WHAT IS NEEDED
Count every line of the material that holds the string "tarkasti". Respond with the total only.

start MATERIAL

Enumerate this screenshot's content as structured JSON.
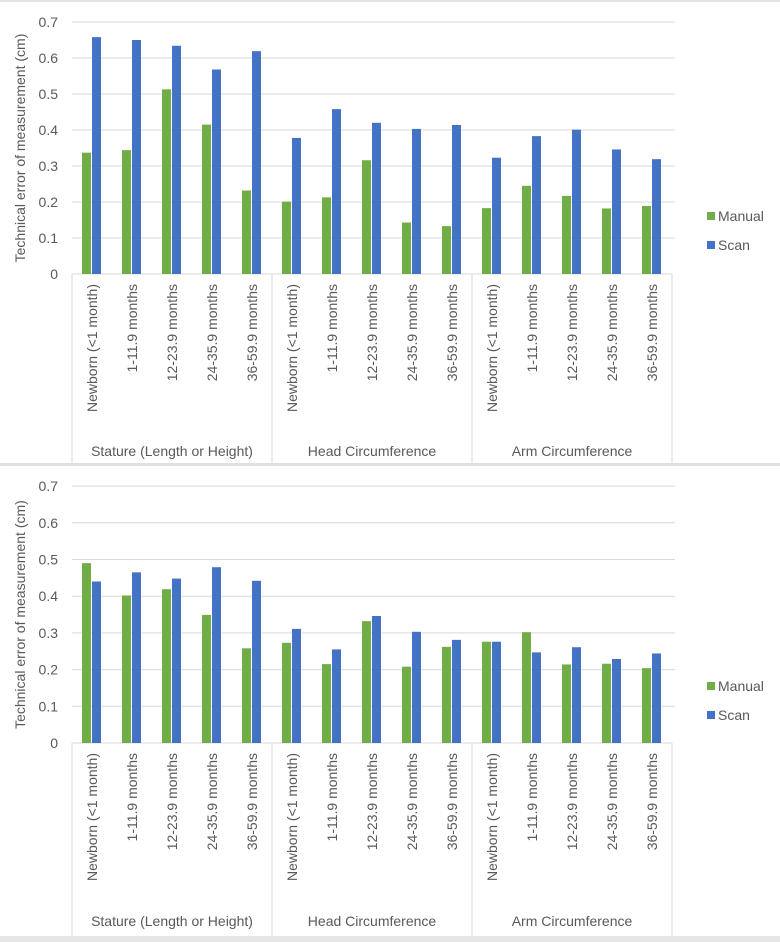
{
  "colors": {
    "manual": "#70AD47",
    "scan": "#4472C4",
    "grid": "#D9D9D9",
    "text": "#595959"
  },
  "chart_data": [
    {
      "type": "bar",
      "title": "",
      "ylabel": "Technical error of measurement (cm)",
      "xlabel": "",
      "ylim": [
        0,
        0.7
      ],
      "yticks": [
        "0",
        "0.1",
        "0.2",
        "0.3",
        "0.4",
        "0.5",
        "0.6",
        "0.7"
      ],
      "grid": true,
      "legend": "right",
      "groups": [
        "Stature (Length or Height)",
        "Head Circumference",
        "Arm Circumference"
      ],
      "categories": [
        "Newborn (<1 month)",
        "1-11.9 months",
        "12-23.9 months",
        "24-35.9 months",
        "36-59.9 months"
      ],
      "series": [
        {
          "name": "Manual",
          "values": [
            0.337,
            0.344,
            0.513,
            0.415,
            0.232,
            0.201,
            0.213,
            0.316,
            0.143,
            0.133,
            0.183,
            0.245,
            0.217,
            0.182,
            0.189
          ]
        },
        {
          "name": "Scan",
          "values": [
            0.658,
            0.65,
            0.634,
            0.568,
            0.619,
            0.378,
            0.458,
            0.42,
            0.403,
            0.414,
            0.323,
            0.383,
            0.401,
            0.346,
            0.319
          ]
        }
      ]
    },
    {
      "type": "bar",
      "title": "",
      "ylabel": "Technical error of measurement (cm)",
      "xlabel": "",
      "ylim": [
        0,
        0.7
      ],
      "yticks": [
        "0",
        "0.1",
        "0.2",
        "0.3",
        "0.4",
        "0.5",
        "0.6",
        "0.7"
      ],
      "grid": true,
      "legend": "right",
      "groups": [
        "Stature (Length or Height)",
        "Head Circumference",
        "Arm Circumference"
      ],
      "categories": [
        "Newborn (<1 month)",
        "1-11.9 months",
        "12-23.9 months",
        "24-35.9 months",
        "36-59.9 months"
      ],
      "series": [
        {
          "name": "Manual",
          "values": [
            0.49,
            0.402,
            0.419,
            0.349,
            0.258,
            0.273,
            0.215,
            0.332,
            0.208,
            0.262,
            0.276,
            0.302,
            0.214,
            0.216,
            0.204
          ]
        },
        {
          "name": "Scan",
          "values": [
            0.44,
            0.465,
            0.448,
            0.479,
            0.442,
            0.311,
            0.255,
            0.346,
            0.303,
            0.281,
            0.276,
            0.247,
            0.261,
            0.229,
            0.244
          ]
        }
      ]
    }
  ]
}
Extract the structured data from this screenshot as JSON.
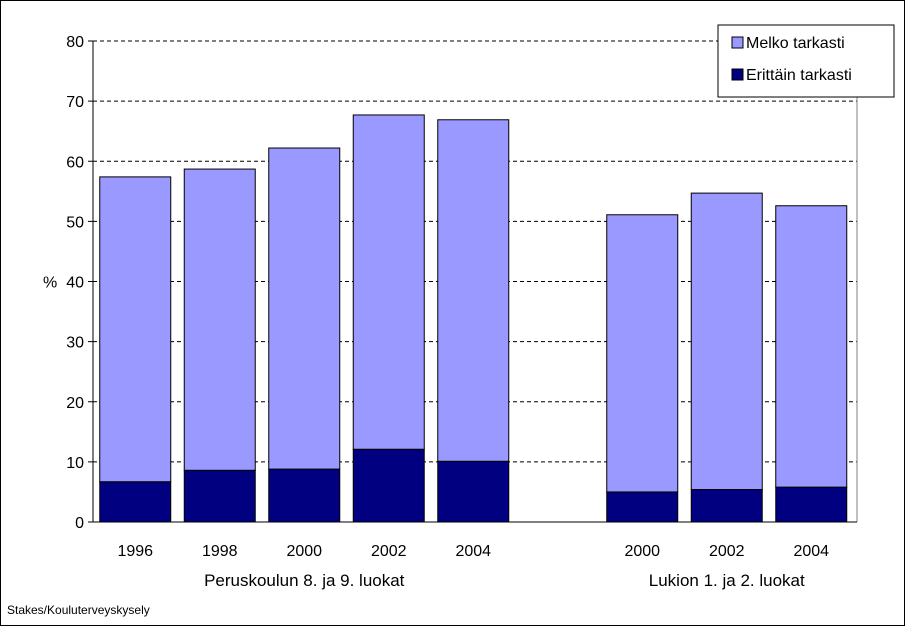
{
  "chart_data": {
    "type": "bar",
    "stacked": true,
    "ylabel": "%",
    "ylim": [
      0,
      80
    ],
    "yticks": [
      0,
      10,
      20,
      30,
      40,
      50,
      60,
      70,
      80
    ],
    "grid": "dashed horizontal",
    "legend_position": "top-right",
    "groups": [
      {
        "label": "Peruskoulun 8. ja 9. luokat",
        "categories": [
          "1996",
          "1998",
          "2000",
          "2002",
          "2004"
        ]
      },
      {
        "label": "Lukion 1. ja 2. luokat",
        "categories": [
          "2000",
          "2002",
          "2004"
        ]
      }
    ],
    "series": [
      {
        "name": "Erittäin tarkasti",
        "color": "#000080",
        "values": [
          6.7,
          8.6,
          8.8,
          12.1,
          10.1,
          5.0,
          5.4,
          5.8
        ]
      },
      {
        "name": "Melko tarkasti",
        "color": "#9999ff",
        "values": [
          50.7,
          50.1,
          53.4,
          55.6,
          56.8,
          46.1,
          49.3,
          46.8
        ]
      }
    ]
  },
  "source": "Stakes/Kouluterveyskysely"
}
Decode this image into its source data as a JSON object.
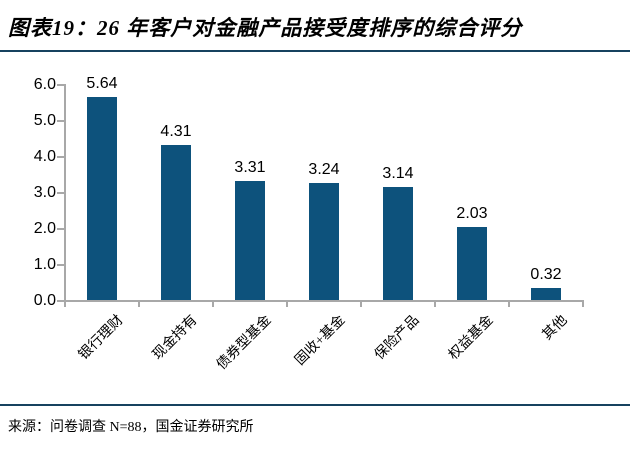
{
  "header": {
    "title": "图表19：26 年客户对金融产品接受度排序的综合评分"
  },
  "footer": {
    "source": "来源：问卷调查 N=88，国金证券研究所"
  },
  "chart_data": {
    "type": "bar",
    "title": "图表19：26 年客户对金融产品接受度排序的综合评分",
    "categories": [
      "银行理财",
      "现金持有",
      "债券型基金",
      "固收+基金",
      "保险产品",
      "权益基金",
      "其他"
    ],
    "values": [
      5.64,
      4.31,
      3.31,
      3.24,
      3.14,
      2.03,
      0.32
    ],
    "value_labels": [
      "5.64",
      "4.31",
      "3.31",
      "3.24",
      "3.14",
      "2.03",
      "0.32"
    ],
    "xlabel": "",
    "ylabel": "",
    "ylim": [
      0,
      6
    ],
    "ytick_labels": [
      "0.0",
      "1.0",
      "2.0",
      "3.0",
      "4.0",
      "5.0",
      "6.0"
    ],
    "grid": "off",
    "legend": "none",
    "bar_color": "#0d527c",
    "axis_color": "#a8a8a8",
    "accent_line_color": "#17425f",
    "text_color": "#000000",
    "source": "来源：问卷调查 N=88，国金证券研究所"
  }
}
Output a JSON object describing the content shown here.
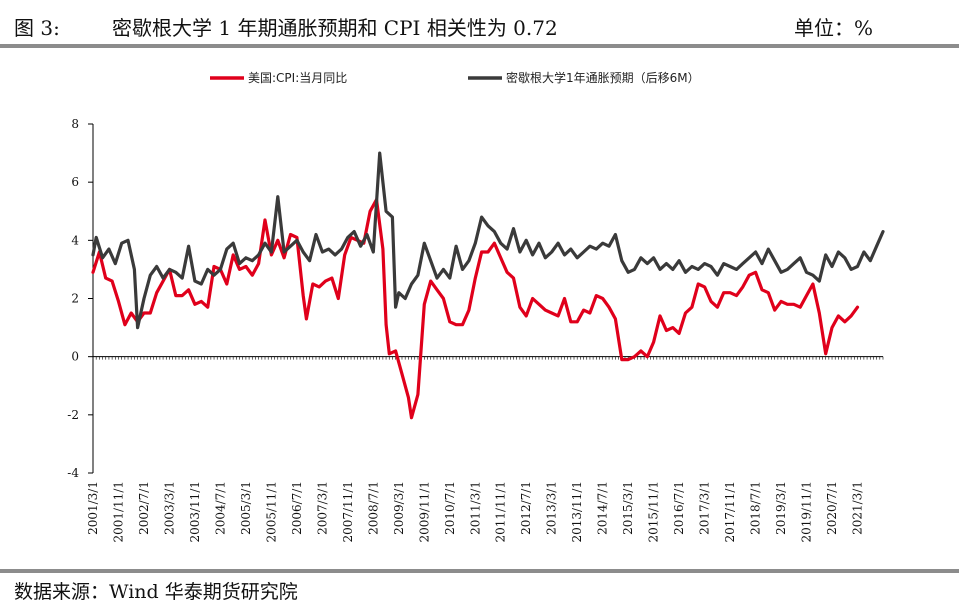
{
  "header": {
    "fig_label": "图 3:",
    "title": "密歇根大学 1 年期通胀预期和 CPI 相关性为 0.72",
    "unit": "单位：%"
  },
  "footer": {
    "source": "数据来源：Wind  华泰期货研究院"
  },
  "chart_data": {
    "type": "line",
    "title": "",
    "xlabel": "",
    "ylabel": "",
    "ylim": [
      -4,
      8
    ],
    "y_ticks": [
      -4,
      -2,
      0,
      2,
      4,
      6,
      8
    ],
    "x_range": [
      "2001-03",
      "2021-11"
    ],
    "x_tick_labels": [
      "2001/3/1",
      "2001/11/1",
      "2002/7/1",
      "2003/3/1",
      "2003/11/1",
      "2004/7/1",
      "2005/3/1",
      "2005/11/1",
      "2006/7/1",
      "2007/3/1",
      "2007/11/1",
      "2008/7/1",
      "2009/3/1",
      "2009/11/1",
      "2010/7/1",
      "2011/3/1",
      "2011/11/1",
      "2012/7/1",
      "2013/3/1",
      "2013/11/1",
      "2014/7/1",
      "2015/3/1",
      "2015/11/1",
      "2016/7/1",
      "2017/3/1",
      "2017/11/1",
      "2018/7/1",
      "2019/3/1",
      "2019/11/1",
      "2020/7/1",
      "2021/3/1"
    ],
    "grid": false,
    "legend_position": "top",
    "series": [
      {
        "name": "美国:CPI:当月同比",
        "color": "#e0001b",
        "points": [
          [
            "2001-03",
            2.9
          ],
          [
            "2001-05",
            3.6
          ],
          [
            "2001-07",
            2.7
          ],
          [
            "2001-09",
            2.6
          ],
          [
            "2001-11",
            1.9
          ],
          [
            "2002-01",
            1.1
          ],
          [
            "2002-03",
            1.5
          ],
          [
            "2002-05",
            1.2
          ],
          [
            "2002-07",
            1.5
          ],
          [
            "2002-09",
            1.5
          ],
          [
            "2002-11",
            2.2
          ],
          [
            "2003-01",
            2.6
          ],
          [
            "2003-03",
            3.0
          ],
          [
            "2003-05",
            2.1
          ],
          [
            "2003-07",
            2.1
          ],
          [
            "2003-09",
            2.3
          ],
          [
            "2003-11",
            1.8
          ],
          [
            "2004-01",
            1.9
          ],
          [
            "2004-03",
            1.7
          ],
          [
            "2004-05",
            3.1
          ],
          [
            "2004-07",
            3.0
          ],
          [
            "2004-09",
            2.5
          ],
          [
            "2004-11",
            3.5
          ],
          [
            "2005-01",
            3.0
          ],
          [
            "2005-03",
            3.1
          ],
          [
            "2005-05",
            2.8
          ],
          [
            "2005-07",
            3.2
          ],
          [
            "2005-09",
            4.7
          ],
          [
            "2005-11",
            3.5
          ],
          [
            "2006-01",
            4.0
          ],
          [
            "2006-03",
            3.4
          ],
          [
            "2006-05",
            4.2
          ],
          [
            "2006-07",
            4.1
          ],
          [
            "2006-09",
            2.1
          ],
          [
            "2006-10",
            1.3
          ],
          [
            "2006-12",
            2.5
          ],
          [
            "2007-02",
            2.4
          ],
          [
            "2007-04",
            2.6
          ],
          [
            "2007-06",
            2.7
          ],
          [
            "2007-08",
            2.0
          ],
          [
            "2007-10",
            3.5
          ],
          [
            "2007-12",
            4.1
          ],
          [
            "2008-02",
            4.0
          ],
          [
            "2008-04",
            3.9
          ],
          [
            "2008-06",
            5.0
          ],
          [
            "2008-08",
            5.4
          ],
          [
            "2008-10",
            3.7
          ],
          [
            "2008-11",
            1.1
          ],
          [
            "2008-12",
            0.1
          ],
          [
            "2009-02",
            0.2
          ],
          [
            "2009-04",
            -0.6
          ],
          [
            "2009-06",
            -1.4
          ],
          [
            "2009-07",
            -2.1
          ],
          [
            "2009-09",
            -1.3
          ],
          [
            "2009-11",
            1.8
          ],
          [
            "2010-01",
            2.6
          ],
          [
            "2010-03",
            2.3
          ],
          [
            "2010-05",
            2.0
          ],
          [
            "2010-07",
            1.2
          ],
          [
            "2010-09",
            1.1
          ],
          [
            "2010-11",
            1.1
          ],
          [
            "2011-01",
            1.6
          ],
          [
            "2011-03",
            2.7
          ],
          [
            "2011-05",
            3.6
          ],
          [
            "2011-07",
            3.6
          ],
          [
            "2011-09",
            3.9
          ],
          [
            "2011-11",
            3.4
          ],
          [
            "2012-01",
            2.9
          ],
          [
            "2012-03",
            2.7
          ],
          [
            "2012-05",
            1.7
          ],
          [
            "2012-07",
            1.4
          ],
          [
            "2012-09",
            2.0
          ],
          [
            "2012-11",
            1.8
          ],
          [
            "2013-01",
            1.6
          ],
          [
            "2013-03",
            1.5
          ],
          [
            "2013-05",
            1.4
          ],
          [
            "2013-07",
            2.0
          ],
          [
            "2013-09",
            1.2
          ],
          [
            "2013-11",
            1.2
          ],
          [
            "2014-01",
            1.6
          ],
          [
            "2014-03",
            1.5
          ],
          [
            "2014-05",
            2.1
          ],
          [
            "2014-07",
            2.0
          ],
          [
            "2014-09",
            1.7
          ],
          [
            "2014-11",
            1.3
          ],
          [
            "2015-01",
            -0.1
          ],
          [
            "2015-03",
            -0.1
          ],
          [
            "2015-05",
            0.0
          ],
          [
            "2015-07",
            0.2
          ],
          [
            "2015-09",
            0.0
          ],
          [
            "2015-11",
            0.5
          ],
          [
            "2016-01",
            1.4
          ],
          [
            "2016-03",
            0.9
          ],
          [
            "2016-05",
            1.0
          ],
          [
            "2016-07",
            0.8
          ],
          [
            "2016-09",
            1.5
          ],
          [
            "2016-11",
            1.7
          ],
          [
            "2017-01",
            2.5
          ],
          [
            "2017-03",
            2.4
          ],
          [
            "2017-05",
            1.9
          ],
          [
            "2017-07",
            1.7
          ],
          [
            "2017-09",
            2.2
          ],
          [
            "2017-11",
            2.2
          ],
          [
            "2018-01",
            2.1
          ],
          [
            "2018-03",
            2.4
          ],
          [
            "2018-05",
            2.8
          ],
          [
            "2018-07",
            2.9
          ],
          [
            "2018-09",
            2.3
          ],
          [
            "2018-11",
            2.2
          ],
          [
            "2019-01",
            1.6
          ],
          [
            "2019-03",
            1.9
          ],
          [
            "2019-05",
            1.8
          ],
          [
            "2019-07",
            1.8
          ],
          [
            "2019-09",
            1.7
          ],
          [
            "2019-11",
            2.1
          ],
          [
            "2020-01",
            2.5
          ],
          [
            "2020-03",
            1.5
          ],
          [
            "2020-05",
            0.1
          ],
          [
            "2020-07",
            1.0
          ],
          [
            "2020-09",
            1.4
          ],
          [
            "2020-11",
            1.2
          ],
          [
            "2021-01",
            1.4
          ],
          [
            "2021-03",
            1.7
          ]
        ]
      },
      {
        "name": "密歇根大学1年通胀预期（后移6M）",
        "color": "#3a3a3a",
        "points": [
          [
            "2001-03",
            3.5
          ],
          [
            "2001-04",
            4.1
          ],
          [
            "2001-06",
            3.4
          ],
          [
            "2001-08",
            3.7
          ],
          [
            "2001-10",
            3.2
          ],
          [
            "2001-12",
            3.9
          ],
          [
            "2002-02",
            4.0
          ],
          [
            "2002-04",
            3.0
          ],
          [
            "2002-05",
            1.0
          ],
          [
            "2002-07",
            2.0
          ],
          [
            "2002-09",
            2.8
          ],
          [
            "2002-11",
            3.1
          ],
          [
            "2003-01",
            2.7
          ],
          [
            "2003-03",
            3.0
          ],
          [
            "2003-05",
            2.9
          ],
          [
            "2003-07",
            2.7
          ],
          [
            "2003-09",
            3.8
          ],
          [
            "2003-11",
            2.6
          ],
          [
            "2004-01",
            2.5
          ],
          [
            "2004-03",
            3.0
          ],
          [
            "2004-05",
            2.8
          ],
          [
            "2004-07",
            3.0
          ],
          [
            "2004-09",
            3.7
          ],
          [
            "2004-11",
            3.9
          ],
          [
            "2005-01",
            3.2
          ],
          [
            "2005-03",
            3.4
          ],
          [
            "2005-05",
            3.3
          ],
          [
            "2005-07",
            3.5
          ],
          [
            "2005-09",
            3.9
          ],
          [
            "2005-11",
            3.6
          ],
          [
            "2006-01",
            5.5
          ],
          [
            "2006-03",
            3.6
          ],
          [
            "2006-05",
            3.8
          ],
          [
            "2006-07",
            4.0
          ],
          [
            "2006-09",
            3.6
          ],
          [
            "2006-11",
            3.3
          ],
          [
            "2007-01",
            4.2
          ],
          [
            "2007-03",
            3.6
          ],
          [
            "2007-05",
            3.7
          ],
          [
            "2007-07",
            3.5
          ],
          [
            "2007-09",
            3.7
          ],
          [
            "2007-11",
            4.1
          ],
          [
            "2008-01",
            4.3
          ],
          [
            "2008-03",
            3.8
          ],
          [
            "2008-05",
            4.2
          ],
          [
            "2008-07",
            3.6
          ],
          [
            "2008-09",
            7.0
          ],
          [
            "2008-11",
            5.0
          ],
          [
            "2009-01",
            4.8
          ],
          [
            "2009-02",
            1.7
          ],
          [
            "2009-03",
            2.2
          ],
          [
            "2009-05",
            2.0
          ],
          [
            "2009-07",
            2.5
          ],
          [
            "2009-09",
            2.8
          ],
          [
            "2009-11",
            3.9
          ],
          [
            "2010-01",
            3.3
          ],
          [
            "2010-03",
            2.7
          ],
          [
            "2010-05",
            3.0
          ],
          [
            "2010-07",
            2.7
          ],
          [
            "2010-09",
            3.8
          ],
          [
            "2010-11",
            3.0
          ],
          [
            "2011-01",
            3.3
          ],
          [
            "2011-03",
            3.9
          ],
          [
            "2011-05",
            4.8
          ],
          [
            "2011-07",
            4.5
          ],
          [
            "2011-09",
            4.3
          ],
          [
            "2011-11",
            3.9
          ],
          [
            "2012-01",
            3.7
          ],
          [
            "2012-03",
            4.4
          ],
          [
            "2012-05",
            3.6
          ],
          [
            "2012-07",
            4.0
          ],
          [
            "2012-09",
            3.5
          ],
          [
            "2012-11",
            3.9
          ],
          [
            "2013-01",
            3.4
          ],
          [
            "2013-03",
            3.6
          ],
          [
            "2013-05",
            3.9
          ],
          [
            "2013-07",
            3.5
          ],
          [
            "2013-09",
            3.7
          ],
          [
            "2013-11",
            3.4
          ],
          [
            "2014-01",
            3.6
          ],
          [
            "2014-03",
            3.8
          ],
          [
            "2014-05",
            3.7
          ],
          [
            "2014-07",
            3.9
          ],
          [
            "2014-09",
            3.8
          ],
          [
            "2014-11",
            4.2
          ],
          [
            "2015-01",
            3.3
          ],
          [
            "2015-03",
            2.9
          ],
          [
            "2015-05",
            3.0
          ],
          [
            "2015-07",
            3.4
          ],
          [
            "2015-09",
            3.2
          ],
          [
            "2015-11",
            3.4
          ],
          [
            "2016-01",
            3.0
          ],
          [
            "2016-03",
            3.2
          ],
          [
            "2016-05",
            3.0
          ],
          [
            "2016-07",
            3.3
          ],
          [
            "2016-09",
            2.9
          ],
          [
            "2016-11",
            3.1
          ],
          [
            "2017-01",
            3.0
          ],
          [
            "2017-03",
            3.2
          ],
          [
            "2017-05",
            3.1
          ],
          [
            "2017-07",
            2.8
          ],
          [
            "2017-09",
            3.2
          ],
          [
            "2017-11",
            3.1
          ],
          [
            "2018-01",
            3.0
          ],
          [
            "2018-03",
            3.2
          ],
          [
            "2018-05",
            3.4
          ],
          [
            "2018-07",
            3.6
          ],
          [
            "2018-09",
            3.2
          ],
          [
            "2018-11",
            3.7
          ],
          [
            "2019-01",
            3.3
          ],
          [
            "2019-03",
            2.9
          ],
          [
            "2019-05",
            3.0
          ],
          [
            "2019-07",
            3.2
          ],
          [
            "2019-09",
            3.4
          ],
          [
            "2019-11",
            2.9
          ],
          [
            "2020-01",
            2.8
          ],
          [
            "2020-03",
            2.6
          ],
          [
            "2020-05",
            3.5
          ],
          [
            "2020-07",
            3.1
          ],
          [
            "2020-09",
            3.6
          ],
          [
            "2020-11",
            3.4
          ],
          [
            "2021-01",
            3.0
          ],
          [
            "2021-03",
            3.1
          ],
          [
            "2021-05",
            3.6
          ],
          [
            "2021-07",
            3.3
          ],
          [
            "2021-09",
            3.8
          ],
          [
            "2021-11",
            4.3
          ]
        ]
      }
    ]
  }
}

end MATERIAL

RESULT OF THIS EXERCISE
2